• Liste des tâches:
1. D'après le texte sur la CIIVISE, par quel moyen la première préconisation est-elle entrée dans la procédure du code pénal ?
2. Recopiez fidèlement le passage du texte sur la CIIVISE qui s'ouvre sur les mots contenant « Il lui est posé » et se clôt sur « impérative de protection. ».
3. Prolongez le texte sur la CIIVISE à partir de sa dernière phrase.

• Extrait du document:
Et puis la CIIVISE préconise un parcours de soin spécialisé, avec une formation de l'ensemble des acteurs amenés à prendre en charge les victimes. Faute de quoi, des propos maladroits peuvent être utilisés par certains, des positions faussement de neutralité ou d'attentisme renforçant le sentiment de culpabilité des victimes instillés par les agresseurs et leur désespoir.

"Dans l'idéal, il faut dispenser les soins dans l'année qui suit le fait traumatique. Seulement, on ne peut pas soigner l'agneau quand il est encore dans la gueule du loup. Il faut donc le mettre en sécurité immédiatement". Ce qui pose la question des priorités, de la hiérarchisation des enjeux et j'y reviendrais dans la prochaine section. Ici : on met en sécurité avant de soigner. Ce qui devrait paraître comme une évidence n'est malheureusement par la réalité vécue par les enfants victimes selon l'analyse de la CIIVISE.

Il lui est posé la question : qu'est-ce qui a changé au niveau de notre société depuis le lancement de la commission.

Il répond "Ce qui a changé, c'est une prise de conscience d'un problème général et une désapprobation de principe ... Ce qui n'a pas changé, c'est ce qui se passe pour chaque enfant victime et pour chaque adulte qui a été un enfant victime." 

Dans une audition au sénat, il l'exprime de la manière suivante "L'idée s'effrite devant chaque enfant réel".

Autrement dit, la société se comporte avec compassion par rapport à un phénomène mais concrètement les choses n'ont pas vraiment changé pour la prise en charge des victimes. Il est urgent de passer à une dynamique impérative de protection.

La première préconisation est rentrée dans la procédure du code pénal par un décret du 23/11/2021. Le juge Durand met un sérieux bémol : il voudrait être sûr que ce décret est appliqué. Il exprime la crainte d'une injonction paradoxale : si un parent témoin ne protège pas son enfant victime de violence sexuelle, il peut être poursuivi pour complicité, et s'il veut révéler la violence, il peut être suspecté de manipulation. "Le législateur doit choisir son camp ... quand on ne sait pas, on doit choisir de protéger l'un ou l'autre, et autant protéger l'enfant".

La bonne hiérarchisation des besoins et des principes

Pour la 2ème préconisation, selon lui, le parlement a réduit le périmètre d'une loi proposée par Isabelle Santiago, députée. Sur cette question il n'hésite pas à exprimer clairement devant la commission sa déception et sa colère. "La législation impérative, c'est ne pas soumettre la protection à l'aléa des représentations subjectives de la multiplicité des professionnels qui interviennent auprès des enfants violés. La plupart d'entre eux pensent que le besoin fondamental d'un enfant, c'est d'être avec ses deux parents. Alors que le besoin fondamental de tout enfant est le besoin de sécurité ... je suis en attente de dispositions extrêmement claires".

• Données affichées:
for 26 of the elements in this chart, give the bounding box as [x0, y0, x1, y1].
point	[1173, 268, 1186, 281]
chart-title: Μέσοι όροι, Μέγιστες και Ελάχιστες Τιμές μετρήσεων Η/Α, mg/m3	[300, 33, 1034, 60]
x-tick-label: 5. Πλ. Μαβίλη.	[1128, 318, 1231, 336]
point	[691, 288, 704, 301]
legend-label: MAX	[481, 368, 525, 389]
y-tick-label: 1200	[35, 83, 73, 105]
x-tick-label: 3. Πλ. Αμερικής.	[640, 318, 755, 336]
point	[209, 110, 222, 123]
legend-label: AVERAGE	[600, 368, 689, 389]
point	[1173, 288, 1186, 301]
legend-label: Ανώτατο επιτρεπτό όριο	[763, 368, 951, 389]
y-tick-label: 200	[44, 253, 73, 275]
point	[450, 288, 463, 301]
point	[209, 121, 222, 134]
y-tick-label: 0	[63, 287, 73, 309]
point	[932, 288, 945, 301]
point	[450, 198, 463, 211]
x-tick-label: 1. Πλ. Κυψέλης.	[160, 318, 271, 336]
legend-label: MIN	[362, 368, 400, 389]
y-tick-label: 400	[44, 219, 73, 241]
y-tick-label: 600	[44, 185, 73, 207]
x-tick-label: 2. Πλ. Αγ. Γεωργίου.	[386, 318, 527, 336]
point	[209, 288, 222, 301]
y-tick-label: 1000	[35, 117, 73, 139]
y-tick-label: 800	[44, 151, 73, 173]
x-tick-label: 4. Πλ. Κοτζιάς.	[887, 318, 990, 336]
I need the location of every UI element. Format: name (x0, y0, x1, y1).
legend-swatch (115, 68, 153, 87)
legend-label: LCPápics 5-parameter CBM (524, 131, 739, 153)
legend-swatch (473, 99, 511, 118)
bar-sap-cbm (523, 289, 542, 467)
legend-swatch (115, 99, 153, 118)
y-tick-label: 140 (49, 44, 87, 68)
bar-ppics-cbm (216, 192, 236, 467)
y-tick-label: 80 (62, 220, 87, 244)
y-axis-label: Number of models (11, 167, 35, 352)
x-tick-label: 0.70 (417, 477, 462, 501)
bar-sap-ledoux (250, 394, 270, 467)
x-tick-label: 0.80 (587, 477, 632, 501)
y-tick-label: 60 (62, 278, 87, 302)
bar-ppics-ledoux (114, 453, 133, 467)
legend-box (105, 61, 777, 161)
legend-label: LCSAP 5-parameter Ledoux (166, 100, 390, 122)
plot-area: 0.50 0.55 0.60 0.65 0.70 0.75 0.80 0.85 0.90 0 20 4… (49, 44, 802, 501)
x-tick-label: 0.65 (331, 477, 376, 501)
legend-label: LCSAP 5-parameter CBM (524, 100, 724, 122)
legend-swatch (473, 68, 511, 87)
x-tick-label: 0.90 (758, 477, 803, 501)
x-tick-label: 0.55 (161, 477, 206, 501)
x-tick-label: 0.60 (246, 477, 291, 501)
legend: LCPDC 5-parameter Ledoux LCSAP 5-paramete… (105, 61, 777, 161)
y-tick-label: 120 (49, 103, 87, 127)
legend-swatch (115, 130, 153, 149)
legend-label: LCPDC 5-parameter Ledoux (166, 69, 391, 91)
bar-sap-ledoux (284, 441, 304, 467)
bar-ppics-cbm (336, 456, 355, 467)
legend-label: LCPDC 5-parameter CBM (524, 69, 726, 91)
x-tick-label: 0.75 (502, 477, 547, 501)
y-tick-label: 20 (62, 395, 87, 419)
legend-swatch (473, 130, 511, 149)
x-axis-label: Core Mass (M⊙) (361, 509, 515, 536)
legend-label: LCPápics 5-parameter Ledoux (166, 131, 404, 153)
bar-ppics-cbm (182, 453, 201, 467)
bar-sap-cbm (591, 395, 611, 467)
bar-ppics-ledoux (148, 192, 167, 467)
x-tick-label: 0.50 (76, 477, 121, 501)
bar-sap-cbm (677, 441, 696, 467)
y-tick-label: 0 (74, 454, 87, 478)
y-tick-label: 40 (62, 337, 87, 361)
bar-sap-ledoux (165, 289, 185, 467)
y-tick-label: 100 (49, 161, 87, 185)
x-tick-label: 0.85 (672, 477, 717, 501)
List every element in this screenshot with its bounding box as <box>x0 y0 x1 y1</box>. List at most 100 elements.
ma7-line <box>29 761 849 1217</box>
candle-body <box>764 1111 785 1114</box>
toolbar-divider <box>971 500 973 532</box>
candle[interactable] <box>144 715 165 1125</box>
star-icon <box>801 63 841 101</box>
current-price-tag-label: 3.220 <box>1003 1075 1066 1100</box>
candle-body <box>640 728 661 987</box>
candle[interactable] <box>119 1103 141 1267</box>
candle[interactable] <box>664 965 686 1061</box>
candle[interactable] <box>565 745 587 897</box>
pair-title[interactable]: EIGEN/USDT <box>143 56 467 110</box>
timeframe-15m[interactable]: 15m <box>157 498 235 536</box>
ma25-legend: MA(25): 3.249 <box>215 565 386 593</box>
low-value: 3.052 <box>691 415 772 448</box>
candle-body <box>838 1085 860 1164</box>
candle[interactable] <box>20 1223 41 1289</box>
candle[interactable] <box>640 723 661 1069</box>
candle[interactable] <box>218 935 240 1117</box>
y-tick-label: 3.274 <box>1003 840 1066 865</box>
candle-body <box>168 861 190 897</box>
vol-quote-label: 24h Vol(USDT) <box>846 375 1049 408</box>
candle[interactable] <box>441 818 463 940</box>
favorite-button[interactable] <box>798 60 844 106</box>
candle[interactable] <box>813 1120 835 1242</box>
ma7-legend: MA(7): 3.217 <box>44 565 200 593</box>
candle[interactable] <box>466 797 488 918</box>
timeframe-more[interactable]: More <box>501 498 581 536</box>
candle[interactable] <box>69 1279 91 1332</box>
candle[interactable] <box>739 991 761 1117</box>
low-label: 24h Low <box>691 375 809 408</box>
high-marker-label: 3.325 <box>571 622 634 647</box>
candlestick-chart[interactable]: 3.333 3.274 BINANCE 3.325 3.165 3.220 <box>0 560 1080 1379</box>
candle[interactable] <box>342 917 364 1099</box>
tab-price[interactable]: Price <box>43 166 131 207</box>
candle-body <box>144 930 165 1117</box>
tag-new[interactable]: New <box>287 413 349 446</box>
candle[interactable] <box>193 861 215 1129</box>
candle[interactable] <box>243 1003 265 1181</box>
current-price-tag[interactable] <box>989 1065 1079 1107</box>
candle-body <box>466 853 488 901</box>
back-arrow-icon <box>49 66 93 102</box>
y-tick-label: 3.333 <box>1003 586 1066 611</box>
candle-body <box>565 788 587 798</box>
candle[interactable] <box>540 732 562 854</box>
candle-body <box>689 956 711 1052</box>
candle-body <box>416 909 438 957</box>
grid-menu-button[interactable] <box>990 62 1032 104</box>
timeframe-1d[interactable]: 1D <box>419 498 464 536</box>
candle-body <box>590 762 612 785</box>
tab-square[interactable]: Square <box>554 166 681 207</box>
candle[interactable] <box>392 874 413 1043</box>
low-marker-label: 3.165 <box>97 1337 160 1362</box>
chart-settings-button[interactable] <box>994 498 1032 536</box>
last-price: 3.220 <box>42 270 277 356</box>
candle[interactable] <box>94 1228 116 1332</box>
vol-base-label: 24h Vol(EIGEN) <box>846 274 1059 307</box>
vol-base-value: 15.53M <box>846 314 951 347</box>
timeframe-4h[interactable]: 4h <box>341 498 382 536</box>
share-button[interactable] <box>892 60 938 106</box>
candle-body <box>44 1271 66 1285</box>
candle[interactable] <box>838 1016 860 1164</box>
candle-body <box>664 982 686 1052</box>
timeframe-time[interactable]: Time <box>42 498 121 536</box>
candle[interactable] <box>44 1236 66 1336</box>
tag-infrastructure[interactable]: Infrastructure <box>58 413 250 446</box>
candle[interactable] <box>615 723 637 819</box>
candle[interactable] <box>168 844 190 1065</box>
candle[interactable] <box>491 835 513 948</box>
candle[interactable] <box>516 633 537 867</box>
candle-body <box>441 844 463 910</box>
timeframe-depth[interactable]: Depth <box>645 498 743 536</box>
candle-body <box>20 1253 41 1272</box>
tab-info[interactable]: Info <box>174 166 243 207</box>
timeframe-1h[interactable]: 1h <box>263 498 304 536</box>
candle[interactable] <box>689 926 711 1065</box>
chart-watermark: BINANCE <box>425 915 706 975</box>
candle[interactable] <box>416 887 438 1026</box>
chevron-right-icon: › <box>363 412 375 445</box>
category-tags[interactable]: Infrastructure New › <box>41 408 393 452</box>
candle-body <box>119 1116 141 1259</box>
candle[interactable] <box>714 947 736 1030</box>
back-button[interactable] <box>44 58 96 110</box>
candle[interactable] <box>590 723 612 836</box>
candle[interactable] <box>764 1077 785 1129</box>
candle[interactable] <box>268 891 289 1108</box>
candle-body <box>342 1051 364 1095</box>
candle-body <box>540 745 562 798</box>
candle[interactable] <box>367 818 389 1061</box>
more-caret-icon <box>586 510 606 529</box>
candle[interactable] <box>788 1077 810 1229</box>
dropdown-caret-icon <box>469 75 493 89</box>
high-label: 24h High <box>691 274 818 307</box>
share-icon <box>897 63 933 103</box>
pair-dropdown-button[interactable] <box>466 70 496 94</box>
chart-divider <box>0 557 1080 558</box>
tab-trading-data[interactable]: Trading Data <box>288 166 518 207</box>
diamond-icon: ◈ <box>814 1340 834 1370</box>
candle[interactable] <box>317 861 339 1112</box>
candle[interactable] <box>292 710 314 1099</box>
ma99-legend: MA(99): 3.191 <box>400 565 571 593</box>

• Réponses:
1. Par un décret du 23/11/2021.

2.
Il lui est posé la question : qu'est-ce qui a changé au niveau de notre société depuis le lancement de la commission.

Il répond "Ce qui a changé, c'est une prise de conscience d'un problème général et une désapprobation de principe ... Ce qui n'a pas changé, c'est ce qui se passe pour chaque enfant victime et pour chaque adulte qui a été un enfant victime." 

Dans une audition au sénat, il l'exprime de la manière suivante "L'idée s'effrite devant chaque enfant réel".

Autrement dit, la société se comporte avec compassion par rapport à un phénomène mais concrètement les choses n'ont pas vraiment changé pour la prise en charge des victimes. Il est urgent de passer à une dynamique impérative de protection.

3.
Cela m'a renvoyé à la pyramide le Maslow et l'idée qu'il faut que toutes les parties prenantes soient en conscience de hiérarchiser les besoins, les exigences. Je rejoins complètement le juge Durand : la motivation de conserver un enfant avec ses deux parents ne devrait passer qu'après l'exigence qu'il soit en sécurité. D'ailleurs, j'imagine qu'avec beaucoup de bon sens, il s'agirait de ne pas opposer ses deux besoins en priorisant le lien familial car un parent qui abuse de son enfant ne répond plus bien évidemment au besoin d'amour. Violer l'intimité d'un enfant est un acte d'anti-amour.



Il poursuit l'idée de la priorité du besoin de sécurité de la manière suivante : "Moi, j'ai compris comme juge des enfants, en m'intéressant aux violences conjugales et à l'inceste, que la plus grande inégalité entre les êtres humains est celle qui sépare les personnes qui vivent dans une maison qui est un lieu de sécurité et les personnes qui vivent dans une maison qui est un lieu de danger et de confrontation à la mort. Vous pouvez me dire tout ce que vous voulez, ce soir je vais rentrer chez moi et je serai en sécurité. Pas tout le monde. Et on ne peut pas grandir dans une maison qui est un lieu de danger. Il en va de la société que nous voulons construire".

Et pour ce faire, il faut déjà protéger les enfants victimes et les parents protecteurs : "Il faut que l'enfant qui révèle des violences et son parent protecteur aient la garantie inconditionnelle de la protection. Il faut protéger le parent protecteur qui protègera l'enfant victime".

A l'occasion de ma recherche d'informations autour de l'éviction du juge Durand, j'ai découvert le terme SAP : Syndrome d'Aliénation Mentale. Je cite un extrait de wikipédia : "Le fait qu'un parent manipule son enfant de manière que l'enfant développe une vision négative de l'autre parent, voire que l'enfant se mette à refuser de voir l'autre parent.". On voit bien là tout l'enjeu de poser la bonne doctrine en première intention : est-ce celle de protéger les enfants  ou celle d'éviter que des parents manipulent leurs enfants ? 

Quand un enfant signale des violences sexuelles dont il a été victime, 
  • faut-il d'abord le croire et l'écouter en première intention, 
  • ou faut-il le soupçonner d'être manipulé par sa mère (puisque dans la plupart des cas, le violeur est un homme, et statistiquement en première position, le père ?)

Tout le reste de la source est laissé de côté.